◆ **DOCUMENT TEXT**
»»

NVIDIA SANA-WM: Free Open-Source AI That Turns One Photo Into a Full Minute of 720p Video

On May 16, 2026, NVIDIA released SANA-WM — a 2.6 billion parameter open-source AI model that takes a single image and a camera path as input and generates a full 60 seconds of 720p video on a single GPU.

It's free. It's open-source. And it puts serious video world modeling in the hands of anyone with a capable GPU.

This is one of the most significant open-source releases in AI video so far this year, and it landed on Hacker News #1 this morning.

Here's everything you need to know.

What Is SANA-WM?

SANA-WM stands for SANA World Model. It's an AI that creates video by modeling a 3D world — rather than just hallucinating pixels frame-by-frame.

You give it:

A single starting image (a photo, a render, a still frame)
A camera trajectory — instructions for how the virtual camera should move through the scene

SANA-WM then synthesizes a realistic, continuous 60-second video of that world, with the camera following the path you defined.

The output: 720p, 60 seconds, controllable, photorealistic video.

It was built by researchers at NVIDIA, trained on approximately 213,000 public video clips with precise camera pose data, and the entire training run took 15 days on 64 H100 GPUs. The inference model, however, runs on a single GPU.

How Is This Different From Regular AI Video Generators?

Most AI video tools you've seen — Runway, Kling, Pika, Sora — are text-to-video or image-to-video generators. They're good at creating short, cinematic clips, but they don't give you precise control over camera movement, and they struggle with consistency over longer durations.

SANA-WM is a world model. The difference:

Feature	Standard AI Video (Runway, Kling)	SANA-WM World Model
Duration	3–10 seconds typically	Up to 60 seconds
Camera control	Limited or none	Full 6-DoF trajectory
Input	Text prompt or image	Image + camera path
Output quality	High (polished)	720p, high-fidelity
Cost to try	Subscription required	Free, open-source
GPU requirement	Cloud-only	Single H100 or RTX 5090

6-DoF means six degrees of freedom: the camera can move forward/backward, left/right, up/down, and rotate on three axes — pitch, yaw, and roll. This is the kind of precise camera control you'd expect from a game engine or a VFX suite, now available in an open-source AI model.

What Does "World Model" Mean for Beginners?

A world model is an AI that builds an internal representation of 3D space — it understands depth, physics, and spatial relationships — and then generates what the camera would see as it moves through that space.

Think of it this way: instead of painting one picture after another, SANA-WM imagines the room and then shows you what you'd see if you walked through it.

This is what makes it useful for:

3D scene exploration — fly through an environment from a single photo
Virtual cinematic shots — pan, dolly, orbit, push-in, pull-out
Game asset previews — visualize how a concept art piece looks from different angles
AI film production — create establishing shots or environment fly-throughs without a camera crew

The Hardware Reality

This is the part beginners need to know upfront.

What you need to run SANA-WM:

Minimum for base model: A single H100 GPU (80GB VRAM)

««

◆ **INFORMATION SHOWN**
»»

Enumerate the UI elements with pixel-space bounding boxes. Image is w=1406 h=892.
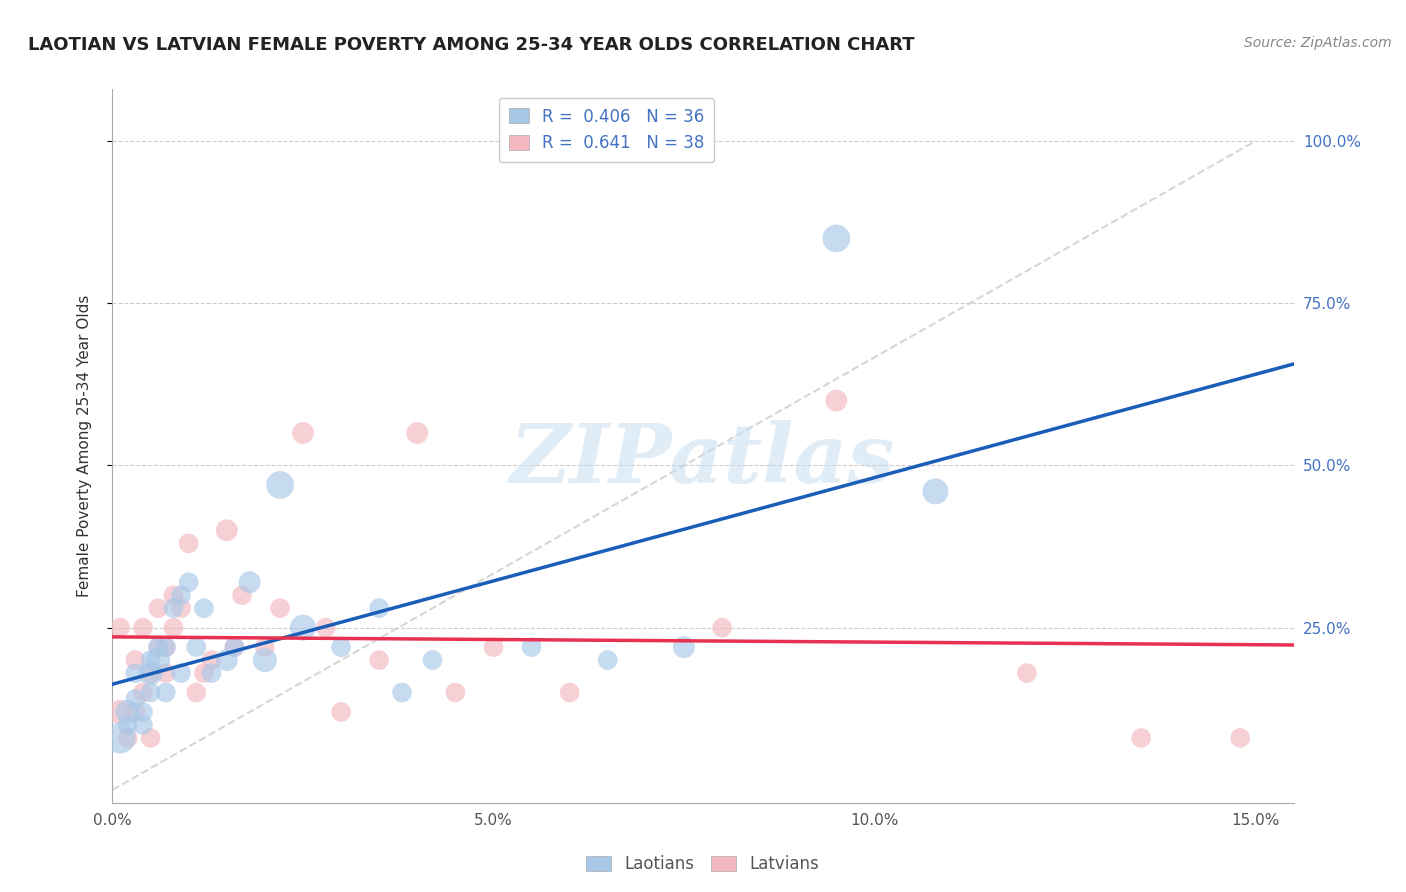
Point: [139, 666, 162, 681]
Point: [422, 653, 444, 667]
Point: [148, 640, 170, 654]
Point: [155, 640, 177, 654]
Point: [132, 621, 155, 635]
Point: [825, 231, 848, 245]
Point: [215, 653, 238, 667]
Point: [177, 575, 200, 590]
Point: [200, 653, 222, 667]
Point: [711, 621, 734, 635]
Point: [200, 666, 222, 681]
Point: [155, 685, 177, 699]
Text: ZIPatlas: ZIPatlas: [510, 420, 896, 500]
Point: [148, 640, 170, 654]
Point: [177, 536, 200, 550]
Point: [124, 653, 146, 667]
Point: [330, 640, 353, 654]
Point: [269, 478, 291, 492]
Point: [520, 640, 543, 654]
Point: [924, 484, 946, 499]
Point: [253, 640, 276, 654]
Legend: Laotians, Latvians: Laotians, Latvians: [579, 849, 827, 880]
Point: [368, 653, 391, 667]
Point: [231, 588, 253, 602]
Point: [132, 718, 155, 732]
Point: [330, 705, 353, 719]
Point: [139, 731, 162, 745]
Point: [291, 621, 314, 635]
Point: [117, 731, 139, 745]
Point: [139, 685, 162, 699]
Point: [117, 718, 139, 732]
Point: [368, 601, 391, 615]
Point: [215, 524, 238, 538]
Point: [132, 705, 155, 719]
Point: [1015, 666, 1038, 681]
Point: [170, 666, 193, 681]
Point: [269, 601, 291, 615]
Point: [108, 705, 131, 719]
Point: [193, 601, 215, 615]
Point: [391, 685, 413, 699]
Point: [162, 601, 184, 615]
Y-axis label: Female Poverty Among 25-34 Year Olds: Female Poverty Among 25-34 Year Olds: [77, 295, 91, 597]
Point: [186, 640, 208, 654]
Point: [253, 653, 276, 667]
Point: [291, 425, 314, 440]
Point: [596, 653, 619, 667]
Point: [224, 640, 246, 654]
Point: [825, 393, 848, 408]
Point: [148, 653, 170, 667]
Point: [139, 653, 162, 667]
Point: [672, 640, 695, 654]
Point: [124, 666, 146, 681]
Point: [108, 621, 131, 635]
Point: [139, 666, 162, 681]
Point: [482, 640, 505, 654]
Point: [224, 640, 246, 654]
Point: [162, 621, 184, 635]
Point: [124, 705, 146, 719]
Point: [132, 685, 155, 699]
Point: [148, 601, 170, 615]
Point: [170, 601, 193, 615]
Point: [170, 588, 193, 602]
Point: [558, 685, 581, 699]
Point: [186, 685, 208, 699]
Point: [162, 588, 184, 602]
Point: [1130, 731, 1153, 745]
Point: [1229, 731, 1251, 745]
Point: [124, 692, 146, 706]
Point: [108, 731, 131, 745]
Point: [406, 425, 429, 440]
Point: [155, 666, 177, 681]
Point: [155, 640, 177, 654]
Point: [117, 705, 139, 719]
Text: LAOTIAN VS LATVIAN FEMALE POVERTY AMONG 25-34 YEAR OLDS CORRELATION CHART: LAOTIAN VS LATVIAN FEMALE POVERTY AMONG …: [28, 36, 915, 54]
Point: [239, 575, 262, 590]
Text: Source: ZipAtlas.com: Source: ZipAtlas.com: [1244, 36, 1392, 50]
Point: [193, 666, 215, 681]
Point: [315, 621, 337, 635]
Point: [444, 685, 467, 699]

««

◆ **WHAT THIS EXERCISE ASKS**
• 1. For the SANA-WM article, decide whether each statement agrees with the text. Answer yes or no for each, and quote the deciding words of the text. (a) Training SANA-WM took 15 days on 64 H100 GPUs. (b) SANA-WM takes a text prompt as its input. (c) Running the SANA-WM inference model requires several GPUs.
• 2. Carry on the SANA-WM article from the point where its text stops.

◆ **RESPONSES**
• 1.
(a) Yes: "the entire training run took 15 days on 64 H100 GPUs."
(b) No: "takes a single image and a camera path as input."
(c) No: "The inference model, however, runs on a single GPU."

• 2.
Distilled variant: Runs on an RTX 5090 with NVFP4 quantization — generates a 60-second 720p video in about 34 seconds

The H100 requirement puts this out of reach for most consumer setups today. The RTX 5090 distilled variant is more accessible, but still not cheap hardware.

What this means in practice:

If you have a high-end consumer GPU (RTX 4090, RTX 5080, RTX 5090), you may be able to run the quantized/distilled variant. If you're on a mid-range GPU, cloud inference via Hugging Face Spaces or Google Colab (A100/H100 tier) is the practical way to experiment.

If you're not ready to run this locally, the guide to checking your VRAM for AI will help you understand what your GPU can handle.

What Makes SANA-WM Technically Impressive

For readers who want the deeper technical picture (non-devs can skip to the next section):

SANA-WM solves two core problems that limited previous open-source world models:

1. Long video generation without running out of memory

Most transformer-based video models hit memory limits past ~10 seconds. SANA-WM uses Hybrid Linear Attention — a combination of frame-wise Gated DeltaNet and periodic softmax attention. This lets the model hold a coherent world state for a full minute without standard attention memory costs exploding.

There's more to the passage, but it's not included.